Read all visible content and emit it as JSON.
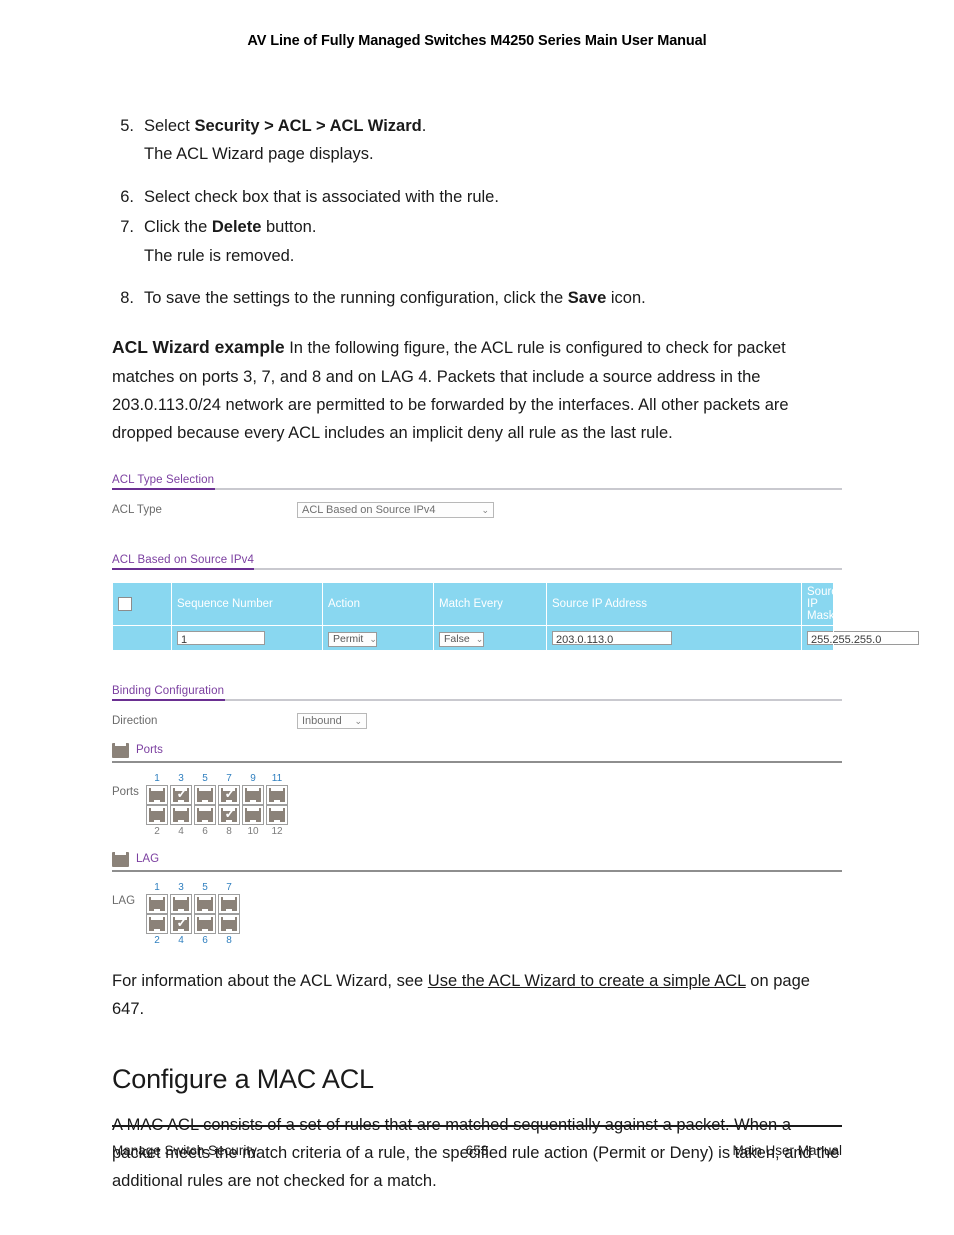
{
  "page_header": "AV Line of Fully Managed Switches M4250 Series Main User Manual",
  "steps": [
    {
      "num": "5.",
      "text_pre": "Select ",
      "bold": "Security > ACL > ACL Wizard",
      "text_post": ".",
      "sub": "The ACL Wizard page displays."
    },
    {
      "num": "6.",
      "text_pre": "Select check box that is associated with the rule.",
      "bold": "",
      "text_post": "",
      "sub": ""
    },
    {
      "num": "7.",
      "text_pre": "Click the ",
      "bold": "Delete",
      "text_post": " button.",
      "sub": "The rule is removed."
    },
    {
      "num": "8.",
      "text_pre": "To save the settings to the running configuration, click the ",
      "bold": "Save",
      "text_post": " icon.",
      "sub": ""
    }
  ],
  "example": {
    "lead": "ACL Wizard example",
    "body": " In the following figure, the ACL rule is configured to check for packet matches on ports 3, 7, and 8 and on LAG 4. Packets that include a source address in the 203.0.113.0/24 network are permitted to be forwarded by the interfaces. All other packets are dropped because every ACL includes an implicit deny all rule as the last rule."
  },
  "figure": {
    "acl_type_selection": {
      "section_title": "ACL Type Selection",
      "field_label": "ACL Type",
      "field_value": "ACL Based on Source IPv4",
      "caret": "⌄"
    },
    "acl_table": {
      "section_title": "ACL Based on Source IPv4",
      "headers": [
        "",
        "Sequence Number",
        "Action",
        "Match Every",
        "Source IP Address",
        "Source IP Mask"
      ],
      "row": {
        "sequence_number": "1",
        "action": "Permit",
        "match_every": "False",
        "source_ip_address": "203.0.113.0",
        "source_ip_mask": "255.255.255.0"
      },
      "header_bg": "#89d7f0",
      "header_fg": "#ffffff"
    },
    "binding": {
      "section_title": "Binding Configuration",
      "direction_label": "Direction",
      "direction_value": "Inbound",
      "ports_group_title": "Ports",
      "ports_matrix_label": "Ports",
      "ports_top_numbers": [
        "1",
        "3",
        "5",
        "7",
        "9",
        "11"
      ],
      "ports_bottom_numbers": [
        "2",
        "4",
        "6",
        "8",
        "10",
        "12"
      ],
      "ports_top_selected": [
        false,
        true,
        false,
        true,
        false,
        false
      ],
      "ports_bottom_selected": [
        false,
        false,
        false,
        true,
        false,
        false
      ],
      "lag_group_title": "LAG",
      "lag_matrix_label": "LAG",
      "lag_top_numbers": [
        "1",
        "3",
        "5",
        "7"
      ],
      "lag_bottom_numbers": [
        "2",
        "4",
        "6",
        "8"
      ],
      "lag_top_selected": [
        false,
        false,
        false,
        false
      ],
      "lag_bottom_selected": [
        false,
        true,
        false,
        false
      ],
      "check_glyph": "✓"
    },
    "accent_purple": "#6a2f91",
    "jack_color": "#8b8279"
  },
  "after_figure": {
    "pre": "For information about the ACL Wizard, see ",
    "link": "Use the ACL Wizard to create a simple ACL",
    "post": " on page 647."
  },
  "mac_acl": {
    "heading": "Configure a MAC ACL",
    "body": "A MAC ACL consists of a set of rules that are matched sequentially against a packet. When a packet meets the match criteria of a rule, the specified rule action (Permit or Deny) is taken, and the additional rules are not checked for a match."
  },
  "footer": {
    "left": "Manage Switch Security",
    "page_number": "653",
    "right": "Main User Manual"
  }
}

________________________

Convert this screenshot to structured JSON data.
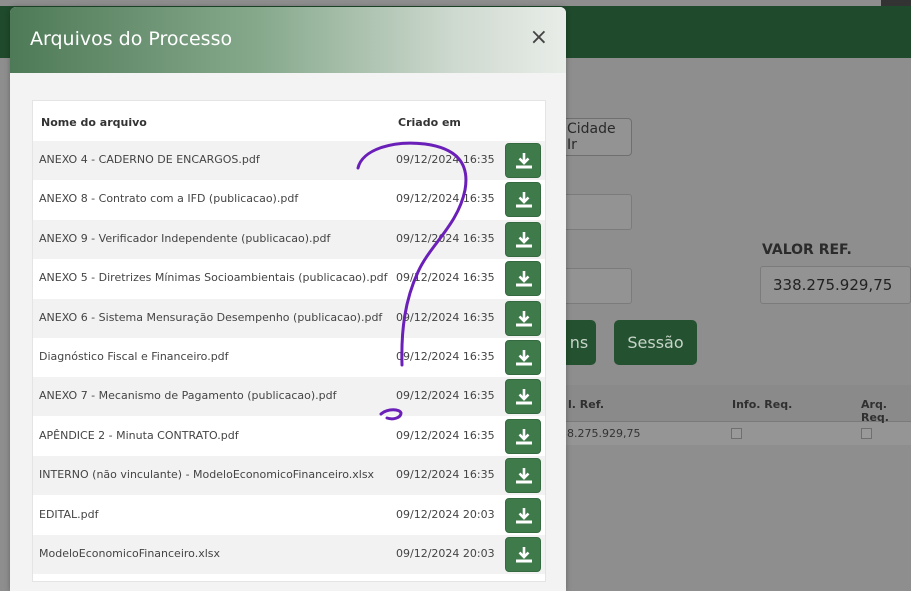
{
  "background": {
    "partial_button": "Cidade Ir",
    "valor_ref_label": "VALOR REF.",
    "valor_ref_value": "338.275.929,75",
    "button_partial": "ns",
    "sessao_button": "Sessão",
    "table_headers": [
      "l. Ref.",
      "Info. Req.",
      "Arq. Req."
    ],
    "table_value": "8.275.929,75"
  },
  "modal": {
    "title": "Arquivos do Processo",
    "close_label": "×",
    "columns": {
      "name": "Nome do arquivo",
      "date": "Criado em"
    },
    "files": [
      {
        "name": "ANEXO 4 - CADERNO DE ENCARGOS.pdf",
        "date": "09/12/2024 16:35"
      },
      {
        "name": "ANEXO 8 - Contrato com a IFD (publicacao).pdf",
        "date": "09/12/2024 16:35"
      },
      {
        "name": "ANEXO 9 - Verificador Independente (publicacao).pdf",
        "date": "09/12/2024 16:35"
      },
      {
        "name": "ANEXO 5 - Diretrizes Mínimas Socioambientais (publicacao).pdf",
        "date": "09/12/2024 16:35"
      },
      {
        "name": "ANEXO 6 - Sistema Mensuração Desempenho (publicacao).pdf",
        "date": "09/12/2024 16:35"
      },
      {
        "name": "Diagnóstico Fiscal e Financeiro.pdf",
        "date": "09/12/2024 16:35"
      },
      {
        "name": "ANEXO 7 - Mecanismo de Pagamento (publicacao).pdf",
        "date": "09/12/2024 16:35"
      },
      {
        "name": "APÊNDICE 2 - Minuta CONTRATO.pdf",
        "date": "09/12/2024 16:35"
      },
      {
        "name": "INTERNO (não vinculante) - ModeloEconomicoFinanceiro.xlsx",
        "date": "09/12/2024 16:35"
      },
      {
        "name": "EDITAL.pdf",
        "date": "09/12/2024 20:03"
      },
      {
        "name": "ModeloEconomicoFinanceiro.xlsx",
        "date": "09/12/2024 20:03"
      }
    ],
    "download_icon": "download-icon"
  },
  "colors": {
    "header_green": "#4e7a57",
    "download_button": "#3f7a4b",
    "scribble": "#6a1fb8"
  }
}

________________________

[EXERCISE OBJECTIVE]: From the data above, copy out every line with the string "ANEXO" in it.

[EXERCISE RESPONSE]:
        "name": "ANEXO 4 - CADERNO DE ENCARGOS.pdf",
        "name": "ANEXO 8 - Contrato com a IFD (publicacao).pdf",
        "name": "ANEXO 9 - Verificador Independente (publicacao).pdf",
        "name": "ANEXO 5 - Diretrizes Mínimas Socioambientais (publicacao).pdf",
        "name": "ANEXO 6 - Sistema Mensuração Desempenho (publicacao).pdf",
        "name": "ANEXO 7 - Mecanismo de Pagamento (publicacao).pdf",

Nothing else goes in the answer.